Exercise aim:
Skip the pictures and quote all of the lines exactly.

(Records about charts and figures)
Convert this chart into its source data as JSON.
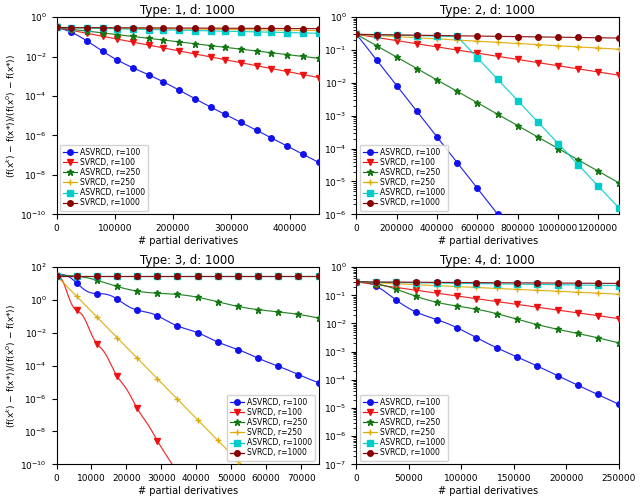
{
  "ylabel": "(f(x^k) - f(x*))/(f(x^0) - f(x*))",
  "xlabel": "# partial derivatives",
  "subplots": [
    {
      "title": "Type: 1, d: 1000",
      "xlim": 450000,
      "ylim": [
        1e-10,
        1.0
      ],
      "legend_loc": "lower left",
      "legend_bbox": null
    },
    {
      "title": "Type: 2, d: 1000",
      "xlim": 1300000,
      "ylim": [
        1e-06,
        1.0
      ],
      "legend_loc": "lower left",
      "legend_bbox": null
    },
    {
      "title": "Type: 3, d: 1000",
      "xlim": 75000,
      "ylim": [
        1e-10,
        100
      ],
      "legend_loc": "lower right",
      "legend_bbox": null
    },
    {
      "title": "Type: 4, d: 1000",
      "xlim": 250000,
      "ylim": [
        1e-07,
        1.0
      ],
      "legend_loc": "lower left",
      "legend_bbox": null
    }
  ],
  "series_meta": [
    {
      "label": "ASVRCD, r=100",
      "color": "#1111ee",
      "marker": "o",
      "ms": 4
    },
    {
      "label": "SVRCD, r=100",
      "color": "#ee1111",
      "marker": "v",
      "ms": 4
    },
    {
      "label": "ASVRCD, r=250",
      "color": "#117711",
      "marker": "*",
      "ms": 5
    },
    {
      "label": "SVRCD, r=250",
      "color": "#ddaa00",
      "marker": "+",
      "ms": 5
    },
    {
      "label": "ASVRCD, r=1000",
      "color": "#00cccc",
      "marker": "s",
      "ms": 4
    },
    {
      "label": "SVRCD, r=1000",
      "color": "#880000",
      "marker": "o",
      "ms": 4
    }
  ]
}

Result:
Convert this chart into its source data as JSON.
{
  "ylabel": "(f(x^k) - f(x*))/(f(x^0) - f(x*))",
  "xlabel": "# partial derivatives",
  "subplots": [
    {
      "title": "Type: 1, d: 1000",
      "xlim": 450000,
      "ylim": [
        1e-10,
        1.0
      ],
      "legend_loc": "lower left",
      "legend_bbox": null
    },
    {
      "title": "Type: 2, d: 1000",
      "xlim": 1300000,
      "ylim": [
        1e-06,
        1.0
      ],
      "legend_loc": "lower left",
      "legend_bbox": null
    },
    {
      "title": "Type: 3, d: 1000",
      "xlim": 75000,
      "ylim": [
        1e-10,
        100
      ],
      "legend_loc": "lower right",
      "legend_bbox": null
    },
    {
      "title": "Type: 4, d: 1000",
      "xlim": 250000,
      "ylim": [
        1e-07,
        1.0
      ],
      "legend_loc": "lower left",
      "legend_bbox": null
    }
  ],
  "series_meta": [
    {
      "label": "ASVRCD, r=100",
      "color": "#1111ee",
      "marker": "o",
      "ms": 4
    },
    {
      "label": "SVRCD, r=100",
      "color": "#ee1111",
      "marker": "v",
      "ms": 4
    },
    {
      "label": "ASVRCD, r=250",
      "color": "#117711",
      "marker": "*",
      "ms": 5
    },
    {
      "label": "SVRCD, r=250",
      "color": "#ddaa00",
      "marker": "+",
      "ms": 5
    },
    {
      "label": "ASVRCD, r=1000",
      "color": "#00cccc",
      "marker": "s",
      "ms": 4
    },
    {
      "label": "SVRCD, r=1000",
      "color": "#880000",
      "marker": "o",
      "ms": 4
    }
  ]
}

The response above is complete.